[Stored data entries]
◇ ◇ ◇ ◇ ◇ ◇ ◇
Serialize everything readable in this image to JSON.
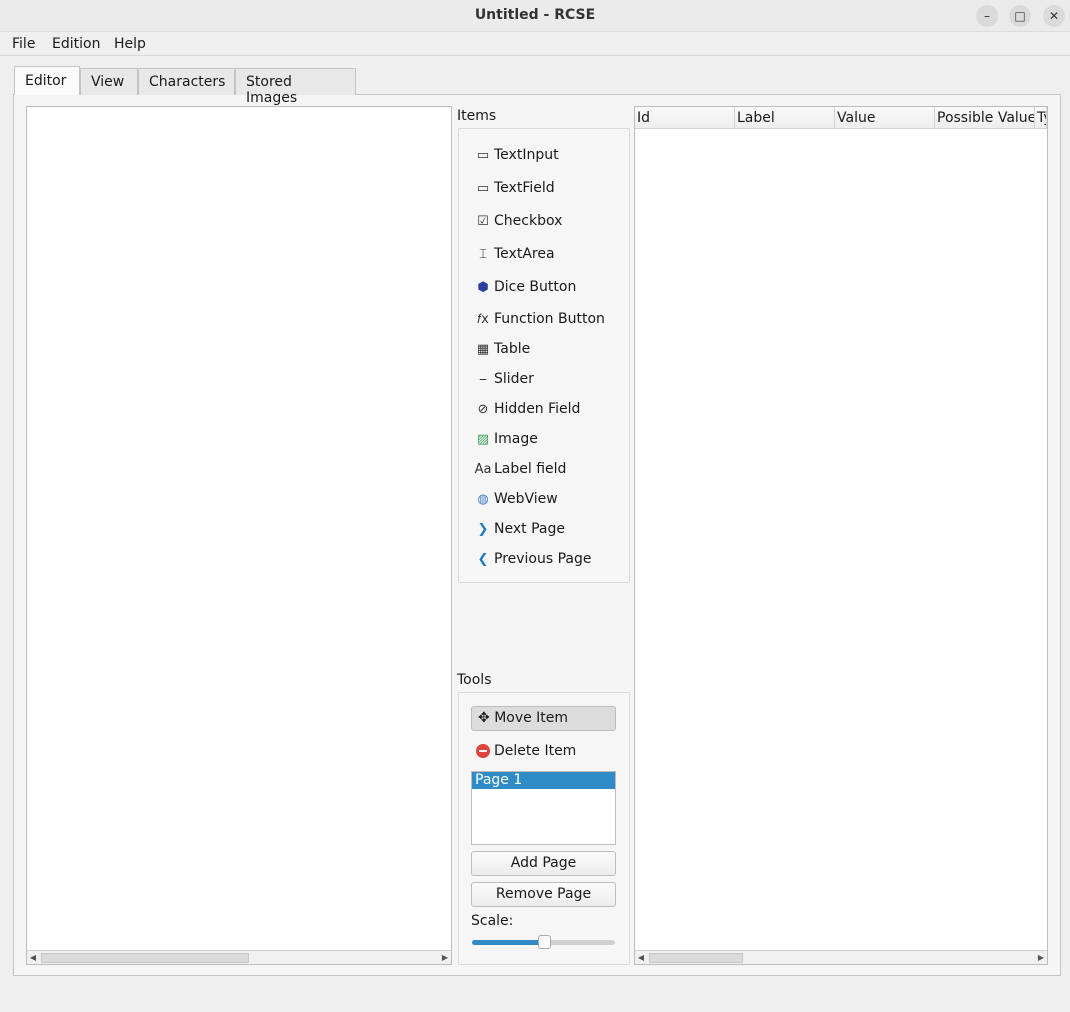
{
  "window": {
    "title": "Untitled - RCSE",
    "minimize": "–",
    "maximize": "□",
    "close": "✕"
  },
  "menu": [
    "File",
    "Edition",
    "Help"
  ],
  "tabs": [
    "Editor",
    "View",
    "Characters",
    "Stored Images"
  ],
  "items": {
    "title": "Items",
    "list": [
      {
        "label": "TextInput",
        "icon": "text-input-icon"
      },
      {
        "label": "TextField",
        "icon": "text-field-icon"
      },
      {
        "label": "Checkbox",
        "icon": "checkbox-icon"
      },
      {
        "label": "TextArea",
        "icon": "text-area-icon"
      },
      {
        "label": "Dice Button",
        "icon": "dice-icon"
      },
      {
        "label": "Function Button",
        "icon": "function-icon"
      },
      {
        "label": "Table",
        "icon": "table-icon"
      },
      {
        "label": "Slider",
        "icon": "slider-icon"
      },
      {
        "label": "Hidden Field",
        "icon": "hidden-eye-icon"
      },
      {
        "label": "Image",
        "icon": "image-icon"
      },
      {
        "label": "Label field",
        "icon": "font-icon"
      },
      {
        "label": "WebView",
        "icon": "globe-icon"
      },
      {
        "label": "Next Page",
        "icon": "arrow-right-icon"
      },
      {
        "label": "Previous Page",
        "icon": "arrow-left-icon"
      }
    ]
  },
  "tools": {
    "title": "Tools",
    "move": "Move Item",
    "delete": "Delete Item",
    "pages": [
      "Page 1"
    ],
    "add_page": "Add Page",
    "remove_page": "Remove Page",
    "scale_label": "Scale:",
    "scale_percent": 50
  },
  "table": {
    "columns": [
      "Id",
      "Label",
      "Value",
      "Possible Value",
      "Ty"
    ]
  },
  "colors": {
    "selection": "#308cc6"
  }
}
◇ ◇ ◇ ◇ ◇ ◇ ◇
[What the task requires] Every record gets retyped exactly; no picture goes into the copy.

[Written answer]
Serialize everything readable in this image to JSON.
{
  "window": {
    "title": "Untitled - RCSE",
    "minimize": "–",
    "maximize": "□",
    "close": "✕"
  },
  "menu": [
    "File",
    "Edition",
    "Help"
  ],
  "tabs": [
    "Editor",
    "View",
    "Characters",
    "Stored Images"
  ],
  "items": {
    "title": "Items",
    "list": [
      {
        "label": "TextInput",
        "icon": "text-input-icon"
      },
      {
        "label": "TextField",
        "icon": "text-field-icon"
      },
      {
        "label": "Checkbox",
        "icon": "checkbox-icon"
      },
      {
        "label": "TextArea",
        "icon": "text-area-icon"
      },
      {
        "label": "Dice Button",
        "icon": "dice-icon"
      },
      {
        "label": "Function Button",
        "icon": "function-icon"
      },
      {
        "label": "Table",
        "icon": "table-icon"
      },
      {
        "label": "Slider",
        "icon": "slider-icon"
      },
      {
        "label": "Hidden Field",
        "icon": "hidden-eye-icon"
      },
      {
        "label": "Image",
        "icon": "image-icon"
      },
      {
        "label": "Label field",
        "icon": "font-icon"
      },
      {
        "label": "WebView",
        "icon": "globe-icon"
      },
      {
        "label": "Next Page",
        "icon": "arrow-right-icon"
      },
      {
        "label": "Previous Page",
        "icon": "arrow-left-icon"
      }
    ]
  },
  "tools": {
    "title": "Tools",
    "move": "Move Item",
    "delete": "Delete Item",
    "pages": [
      "Page 1"
    ],
    "add_page": "Add Page",
    "remove_page": "Remove Page",
    "scale_label": "Scale:",
    "scale_percent": 50
  },
  "table": {
    "columns": [
      "Id",
      "Label",
      "Value",
      "Possible Value",
      "Ty"
    ]
  },
  "colors": {
    "selection": "#308cc6"
  }
}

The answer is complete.